(TASK INPUT)
******************************

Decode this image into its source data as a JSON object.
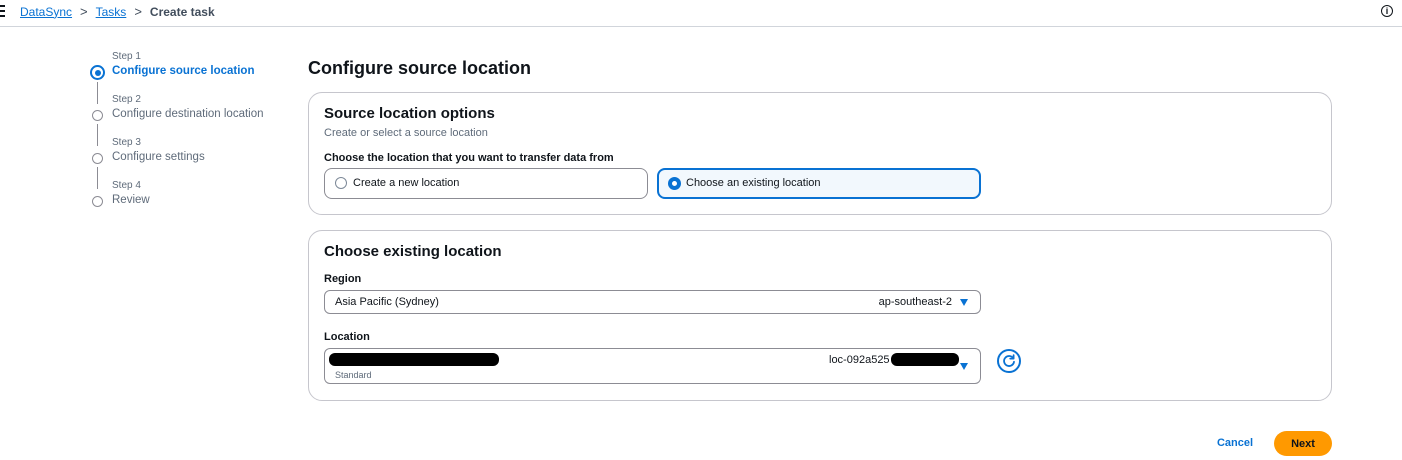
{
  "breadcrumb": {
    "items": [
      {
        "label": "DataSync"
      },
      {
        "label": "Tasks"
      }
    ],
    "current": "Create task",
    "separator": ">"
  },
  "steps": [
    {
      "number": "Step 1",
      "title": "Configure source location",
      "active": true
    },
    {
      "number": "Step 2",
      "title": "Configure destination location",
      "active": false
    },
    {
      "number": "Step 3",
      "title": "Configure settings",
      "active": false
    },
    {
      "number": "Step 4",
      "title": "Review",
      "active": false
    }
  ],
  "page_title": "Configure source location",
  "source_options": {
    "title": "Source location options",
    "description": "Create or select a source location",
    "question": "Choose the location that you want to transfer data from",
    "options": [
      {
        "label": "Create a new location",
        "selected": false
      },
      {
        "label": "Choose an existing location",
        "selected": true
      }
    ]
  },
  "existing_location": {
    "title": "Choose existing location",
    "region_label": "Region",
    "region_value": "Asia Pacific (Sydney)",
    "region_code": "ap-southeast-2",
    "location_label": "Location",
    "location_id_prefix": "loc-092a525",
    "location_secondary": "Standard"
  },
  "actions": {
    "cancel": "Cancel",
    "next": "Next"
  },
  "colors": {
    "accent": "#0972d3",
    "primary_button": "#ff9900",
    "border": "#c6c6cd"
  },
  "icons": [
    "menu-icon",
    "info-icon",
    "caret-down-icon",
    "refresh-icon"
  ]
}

******************************

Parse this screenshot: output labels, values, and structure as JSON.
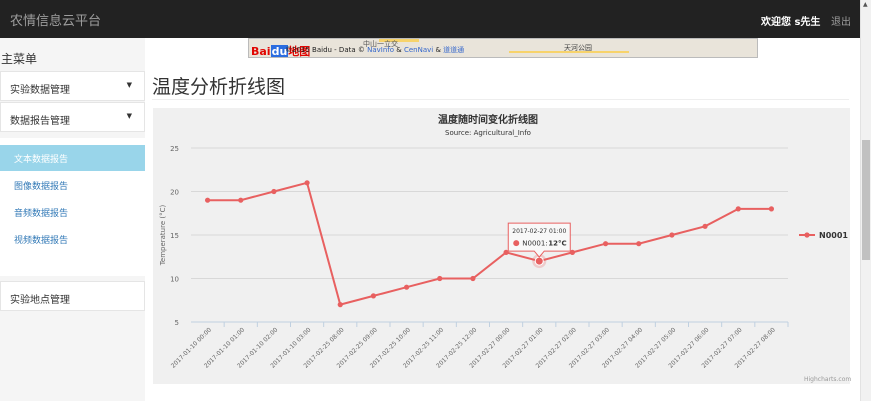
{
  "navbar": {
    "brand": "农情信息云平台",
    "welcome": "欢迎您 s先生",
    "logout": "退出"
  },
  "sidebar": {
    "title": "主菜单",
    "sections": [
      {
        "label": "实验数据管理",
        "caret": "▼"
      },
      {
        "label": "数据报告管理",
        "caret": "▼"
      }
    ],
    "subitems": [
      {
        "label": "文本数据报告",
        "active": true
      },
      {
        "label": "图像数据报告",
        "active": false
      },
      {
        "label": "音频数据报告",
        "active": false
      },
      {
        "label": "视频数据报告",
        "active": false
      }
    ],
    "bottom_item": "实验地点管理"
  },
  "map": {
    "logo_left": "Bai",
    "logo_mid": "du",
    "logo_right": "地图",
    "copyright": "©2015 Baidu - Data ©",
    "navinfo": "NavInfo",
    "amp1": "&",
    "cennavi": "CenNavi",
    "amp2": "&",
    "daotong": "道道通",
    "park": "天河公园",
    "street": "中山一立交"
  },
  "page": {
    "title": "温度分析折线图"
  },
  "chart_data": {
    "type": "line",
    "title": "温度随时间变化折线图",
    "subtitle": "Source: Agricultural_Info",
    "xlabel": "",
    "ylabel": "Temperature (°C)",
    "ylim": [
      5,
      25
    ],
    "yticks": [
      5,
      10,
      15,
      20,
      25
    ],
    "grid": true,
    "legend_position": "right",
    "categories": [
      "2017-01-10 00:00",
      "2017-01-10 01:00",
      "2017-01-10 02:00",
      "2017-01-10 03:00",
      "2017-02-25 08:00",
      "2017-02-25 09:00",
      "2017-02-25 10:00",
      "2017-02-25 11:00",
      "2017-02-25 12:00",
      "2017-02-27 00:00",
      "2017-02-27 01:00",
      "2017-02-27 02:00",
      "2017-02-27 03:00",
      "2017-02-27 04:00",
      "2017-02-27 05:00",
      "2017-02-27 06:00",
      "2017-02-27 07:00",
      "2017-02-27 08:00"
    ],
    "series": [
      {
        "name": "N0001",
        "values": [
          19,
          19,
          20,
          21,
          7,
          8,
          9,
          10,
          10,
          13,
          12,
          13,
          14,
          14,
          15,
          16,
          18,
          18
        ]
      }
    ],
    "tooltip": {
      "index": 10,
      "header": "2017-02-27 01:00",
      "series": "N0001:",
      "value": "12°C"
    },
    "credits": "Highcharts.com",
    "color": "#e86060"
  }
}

******************************

(TASK TO COMPLETE) Out of the material above, select every line that holds the string "number".

(COMPLETED EXERCISE)
      "number": "Step 1",
      "number": "Step 2",
      "number": "Step 3",
      "number": "Step 4",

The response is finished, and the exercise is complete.